Collected data entries
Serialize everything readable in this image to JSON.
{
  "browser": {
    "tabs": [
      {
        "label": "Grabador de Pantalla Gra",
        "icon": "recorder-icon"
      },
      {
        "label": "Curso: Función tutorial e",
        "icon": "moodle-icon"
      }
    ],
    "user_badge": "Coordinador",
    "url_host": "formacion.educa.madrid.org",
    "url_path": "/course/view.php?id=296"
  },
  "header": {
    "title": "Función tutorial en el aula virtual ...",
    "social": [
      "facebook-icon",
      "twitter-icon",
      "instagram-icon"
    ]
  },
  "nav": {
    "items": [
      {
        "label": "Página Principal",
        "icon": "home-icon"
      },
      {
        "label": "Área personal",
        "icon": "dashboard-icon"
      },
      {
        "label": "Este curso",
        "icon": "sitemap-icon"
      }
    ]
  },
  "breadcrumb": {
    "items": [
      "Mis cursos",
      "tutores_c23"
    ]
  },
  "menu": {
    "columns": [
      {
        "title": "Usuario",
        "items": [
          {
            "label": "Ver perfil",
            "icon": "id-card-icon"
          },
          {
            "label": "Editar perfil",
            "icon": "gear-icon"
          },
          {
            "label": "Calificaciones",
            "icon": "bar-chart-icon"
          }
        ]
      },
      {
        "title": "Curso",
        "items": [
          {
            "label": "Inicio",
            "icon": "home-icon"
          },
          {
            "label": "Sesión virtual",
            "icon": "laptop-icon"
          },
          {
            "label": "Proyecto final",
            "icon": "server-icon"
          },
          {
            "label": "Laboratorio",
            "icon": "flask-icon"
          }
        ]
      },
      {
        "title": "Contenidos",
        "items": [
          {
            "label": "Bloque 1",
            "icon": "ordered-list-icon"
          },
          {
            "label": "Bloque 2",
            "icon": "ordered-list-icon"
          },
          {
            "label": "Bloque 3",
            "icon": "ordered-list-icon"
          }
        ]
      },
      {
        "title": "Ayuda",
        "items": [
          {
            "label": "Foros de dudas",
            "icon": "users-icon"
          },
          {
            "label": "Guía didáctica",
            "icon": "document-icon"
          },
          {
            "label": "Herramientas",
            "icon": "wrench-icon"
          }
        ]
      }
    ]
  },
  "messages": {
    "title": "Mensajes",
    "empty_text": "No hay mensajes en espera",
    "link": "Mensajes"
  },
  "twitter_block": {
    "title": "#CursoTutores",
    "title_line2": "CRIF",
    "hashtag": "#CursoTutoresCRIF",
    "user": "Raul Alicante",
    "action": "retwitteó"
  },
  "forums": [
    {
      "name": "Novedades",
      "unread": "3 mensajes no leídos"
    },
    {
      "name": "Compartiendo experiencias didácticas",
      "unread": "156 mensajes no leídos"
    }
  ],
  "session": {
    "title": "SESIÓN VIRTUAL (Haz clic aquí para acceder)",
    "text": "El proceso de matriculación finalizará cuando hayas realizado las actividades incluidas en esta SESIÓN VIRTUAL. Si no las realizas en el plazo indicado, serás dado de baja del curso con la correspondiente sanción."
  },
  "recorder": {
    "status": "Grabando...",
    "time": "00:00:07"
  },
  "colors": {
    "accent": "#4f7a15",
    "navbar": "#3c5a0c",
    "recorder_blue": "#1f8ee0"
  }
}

**Directions:** Your task is to repeat the data exactly; please include every line.

**Response:**
Serialize everything readable in this image to JSON.
{
  "browser": {
    "tabs": [
      {
        "label": "Grabador de Pantalla Gra",
        "icon": "recorder-icon"
      },
      {
        "label": "Curso: Función tutorial e",
        "icon": "moodle-icon"
      }
    ],
    "user_badge": "Coordinador",
    "url_host": "formacion.educa.madrid.org",
    "url_path": "/course/view.php?id=296"
  },
  "header": {
    "title": "Función tutorial en el aula virtual ...",
    "social": [
      "facebook-icon",
      "twitter-icon",
      "instagram-icon"
    ]
  },
  "nav": {
    "items": [
      {
        "label": "Página Principal",
        "icon": "home-icon"
      },
      {
        "label": "Área personal",
        "icon": "dashboard-icon"
      },
      {
        "label": "Este curso",
        "icon": "sitemap-icon"
      }
    ]
  },
  "breadcrumb": {
    "items": [
      "Mis cursos",
      "tutores_c23"
    ]
  },
  "menu": {
    "columns": [
      {
        "title": "Usuario",
        "items": [
          {
            "label": "Ver perfil",
            "icon": "id-card-icon"
          },
          {
            "label": "Editar perfil",
            "icon": "gear-icon"
          },
          {
            "label": "Calificaciones",
            "icon": "bar-chart-icon"
          }
        ]
      },
      {
        "title": "Curso",
        "items": [
          {
            "label": "Inicio",
            "icon": "home-icon"
          },
          {
            "label": "Sesión virtual",
            "icon": "laptop-icon"
          },
          {
            "label": "Proyecto final",
            "icon": "server-icon"
          },
          {
            "label": "Laboratorio",
            "icon": "flask-icon"
          }
        ]
      },
      {
        "title": "Contenidos",
        "items": [
          {
            "label": "Bloque 1",
            "icon": "ordered-list-icon"
          },
          {
            "label": "Bloque 2",
            "icon": "ordered-list-icon"
          },
          {
            "label": "Bloque 3",
            "icon": "ordered-list-icon"
          }
        ]
      },
      {
        "title": "Ayuda",
        "items": [
          {
            "label": "Foros de dudas",
            "icon": "users-icon"
          },
          {
            "label": "Guía didáctica",
            "icon": "document-icon"
          },
          {
            "label": "Herramientas",
            "icon": "wrench-icon"
          }
        ]
      }
    ]
  },
  "messages": {
    "title": "Mensajes",
    "empty_text": "No hay mensajes en espera",
    "link": "Mensajes"
  },
  "twitter_block": {
    "title": "#CursoTutores",
    "title_line2": "CRIF",
    "hashtag": "#CursoTutoresCRIF",
    "user": "Raul Alicante",
    "action": "retwitteó"
  },
  "forums": [
    {
      "name": "Novedades",
      "unread": "3 mensajes no leídos"
    },
    {
      "name": "Compartiendo experiencias didácticas",
      "unread": "156 mensajes no leídos"
    }
  ],
  "session": {
    "title": "SESIÓN VIRTUAL (Haz clic aquí para acceder)",
    "text": "El proceso de matriculación finalizará cuando hayas realizado las actividades incluidas en esta SESIÓN VIRTUAL. Si no las realizas en el plazo indicado, serás dado de baja del curso con la correspondiente sanción."
  },
  "recorder": {
    "status": "Grabando...",
    "time": "00:00:07"
  },
  "colors": {
    "accent": "#4f7a15",
    "navbar": "#3c5a0c",
    "recorder_blue": "#1f8ee0"
  }
}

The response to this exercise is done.